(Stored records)
........

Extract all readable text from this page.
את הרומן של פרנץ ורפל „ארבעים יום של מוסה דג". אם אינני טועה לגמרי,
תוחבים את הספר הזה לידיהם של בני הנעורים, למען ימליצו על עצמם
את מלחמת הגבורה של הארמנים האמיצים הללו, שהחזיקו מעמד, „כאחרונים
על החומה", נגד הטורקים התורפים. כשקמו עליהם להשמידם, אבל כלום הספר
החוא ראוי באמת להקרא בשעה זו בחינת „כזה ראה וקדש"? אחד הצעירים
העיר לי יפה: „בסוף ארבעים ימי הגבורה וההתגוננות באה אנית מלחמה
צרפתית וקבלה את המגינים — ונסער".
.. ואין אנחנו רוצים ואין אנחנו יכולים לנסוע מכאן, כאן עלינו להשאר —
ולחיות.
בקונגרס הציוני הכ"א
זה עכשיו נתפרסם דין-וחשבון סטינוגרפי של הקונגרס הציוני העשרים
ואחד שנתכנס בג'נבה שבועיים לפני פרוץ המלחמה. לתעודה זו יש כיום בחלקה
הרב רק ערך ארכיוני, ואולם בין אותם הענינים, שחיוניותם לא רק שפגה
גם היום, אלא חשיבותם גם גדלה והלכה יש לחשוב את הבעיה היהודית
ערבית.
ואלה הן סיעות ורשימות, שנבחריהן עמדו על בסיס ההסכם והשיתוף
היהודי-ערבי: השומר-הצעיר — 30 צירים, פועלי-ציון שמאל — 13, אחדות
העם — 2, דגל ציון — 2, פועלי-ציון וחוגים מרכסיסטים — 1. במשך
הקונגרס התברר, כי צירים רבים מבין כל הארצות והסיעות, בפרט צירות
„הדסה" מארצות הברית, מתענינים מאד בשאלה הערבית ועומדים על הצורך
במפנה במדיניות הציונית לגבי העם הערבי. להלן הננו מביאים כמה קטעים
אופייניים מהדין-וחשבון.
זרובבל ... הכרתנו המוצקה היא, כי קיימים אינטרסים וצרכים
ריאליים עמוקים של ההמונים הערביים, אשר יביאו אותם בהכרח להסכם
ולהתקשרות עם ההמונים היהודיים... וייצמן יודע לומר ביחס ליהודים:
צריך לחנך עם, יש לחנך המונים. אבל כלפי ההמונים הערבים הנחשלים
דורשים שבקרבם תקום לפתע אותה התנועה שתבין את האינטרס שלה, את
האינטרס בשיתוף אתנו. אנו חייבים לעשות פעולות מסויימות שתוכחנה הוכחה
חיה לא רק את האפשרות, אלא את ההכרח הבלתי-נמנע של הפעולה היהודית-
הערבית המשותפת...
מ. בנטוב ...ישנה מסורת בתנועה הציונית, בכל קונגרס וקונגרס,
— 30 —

........

## To do
Find how many lines of the material carry the string "ציון". Only the number should be in the answer.

## Completed exercise
2